## start DOCUMENT EXCERPT

Applying this test to the facts of the case, the California Supreme Court found that the plaintiff did not have a remedy against the original manufacturer because the original manufacturer had dissolved the corporation and plaintiff had been injured after falling from a defective ladder manufactured by Alad I. Applying the second prong, the Court found that the successor corporation, Alad II, having purchased all of the assets of the predecessor corporation for $207,000.00, including the plant, equipment, inventory, trade name and good will for manufacturing these ladders, in addition to maintaining the same employees and consulting services of the original general manager, remained in a position where it could reasonably estimate the risks of claims for injuries from past defective products by obtaining insurance coverage. Id. at 581, 560 P.2d at 10. For this reason and under the final prong of the test, the Court found that any imposition of liability would be "fair and equitable" because of the acquisition of the trade name and good will by the successor corporation, Alad II, and the essential continuation of the business as an ongoing enterprise under the same name. Id. at 581-82, 560 P.2d at 10-11.

The New Jersey Supreme Court has also adopted the product line exception. Ramirez v. Amsted Industries, Inc., 86 N.J. 332, 431 A.2d 811 (1981). In Ramirez, the plaintiff was injured by a defective power press manufactured and sold to plaintiff's employer in the late 1940's. The manufacturer of the power press sold all of its assets to a third party, who, in 1956, transferred these assets to the defendant, Amstead Industries, for $1,200,406.00 in cash. The sale of these assets included the manufacturing *719 plant, inventory, machinery, equipment, patents, existing contracts and the exclusive use of the name of the original manufacturer, "Johnson Machine and Press." As part of the consideration for the sale, defendant agreed to assume certain liabilities but disclaimed liability for defective products previously sold. The New Jersey Supreme Court affirmed the Appellate Division's reversal of the trial court's granting of summary judgment by holding:

... that where one corporation acquires all or substantially all the manufacturing assets of another corporation, even if exclusively for cash, and undertakes the same manufacturing operation as the selling corporation, the purchasing corporation is strictly liable for injuries caused by defects in units of the same product line, even if previously manufactured and distributed by the selling corporation or its predecessor.

## end DOCUMENT EXCERPT
## start RAW DATA

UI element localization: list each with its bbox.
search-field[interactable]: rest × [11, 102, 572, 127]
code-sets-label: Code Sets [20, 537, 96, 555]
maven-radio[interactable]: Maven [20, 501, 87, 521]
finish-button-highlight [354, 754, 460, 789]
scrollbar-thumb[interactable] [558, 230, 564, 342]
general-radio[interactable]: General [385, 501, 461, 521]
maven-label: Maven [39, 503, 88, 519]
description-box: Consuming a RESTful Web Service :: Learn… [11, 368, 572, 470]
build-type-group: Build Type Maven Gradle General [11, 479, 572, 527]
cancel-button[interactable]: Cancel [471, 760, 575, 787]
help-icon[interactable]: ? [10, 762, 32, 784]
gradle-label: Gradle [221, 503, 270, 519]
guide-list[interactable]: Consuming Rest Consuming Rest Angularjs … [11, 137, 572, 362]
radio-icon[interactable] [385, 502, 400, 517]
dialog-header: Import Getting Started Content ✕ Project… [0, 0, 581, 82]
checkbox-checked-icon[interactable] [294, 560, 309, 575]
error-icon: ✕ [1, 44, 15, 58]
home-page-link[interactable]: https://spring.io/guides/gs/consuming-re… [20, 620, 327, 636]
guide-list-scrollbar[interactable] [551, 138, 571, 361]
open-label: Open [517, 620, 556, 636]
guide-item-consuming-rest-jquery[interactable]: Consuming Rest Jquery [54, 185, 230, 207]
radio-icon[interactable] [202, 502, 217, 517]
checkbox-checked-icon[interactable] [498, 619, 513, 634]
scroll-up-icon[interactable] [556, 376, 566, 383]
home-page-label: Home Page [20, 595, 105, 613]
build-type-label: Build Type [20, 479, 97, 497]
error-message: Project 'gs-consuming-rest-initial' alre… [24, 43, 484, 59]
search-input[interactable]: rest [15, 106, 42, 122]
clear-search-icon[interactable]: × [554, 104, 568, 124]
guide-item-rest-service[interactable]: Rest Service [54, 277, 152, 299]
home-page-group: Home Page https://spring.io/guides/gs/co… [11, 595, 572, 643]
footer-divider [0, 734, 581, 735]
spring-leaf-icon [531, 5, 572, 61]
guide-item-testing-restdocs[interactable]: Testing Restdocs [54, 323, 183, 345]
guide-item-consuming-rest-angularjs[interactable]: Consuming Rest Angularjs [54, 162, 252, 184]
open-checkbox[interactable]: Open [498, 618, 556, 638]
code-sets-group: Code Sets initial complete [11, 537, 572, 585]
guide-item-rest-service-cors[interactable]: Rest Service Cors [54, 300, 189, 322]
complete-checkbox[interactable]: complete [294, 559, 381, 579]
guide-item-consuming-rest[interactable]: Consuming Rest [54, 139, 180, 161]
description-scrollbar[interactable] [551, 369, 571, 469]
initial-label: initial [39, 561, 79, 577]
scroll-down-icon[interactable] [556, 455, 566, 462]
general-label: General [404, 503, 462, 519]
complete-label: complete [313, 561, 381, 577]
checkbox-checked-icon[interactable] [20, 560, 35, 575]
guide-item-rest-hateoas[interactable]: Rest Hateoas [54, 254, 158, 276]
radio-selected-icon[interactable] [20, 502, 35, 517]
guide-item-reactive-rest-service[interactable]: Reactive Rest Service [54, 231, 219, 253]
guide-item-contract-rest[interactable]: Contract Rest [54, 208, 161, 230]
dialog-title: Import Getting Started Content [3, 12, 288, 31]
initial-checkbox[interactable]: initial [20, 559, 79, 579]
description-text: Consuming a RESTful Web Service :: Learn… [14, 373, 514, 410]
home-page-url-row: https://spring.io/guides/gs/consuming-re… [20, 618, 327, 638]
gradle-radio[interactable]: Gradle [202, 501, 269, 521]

## end RAW DATA

> **SET TASK**
Using the excerpt on the product line exception, answer each question briefly:
1. How much did Alad II pay for all of the assets of the predecessor corporation?
2. What defective product injured the plaintiff in Ramirez?
3. In what year did the third party transfer the assets to Amstead Industries?
The records are not required for the task.

> **ANSWER TO THIS PROBLEM**
1. $207,000.00
2. A power press
3. 1956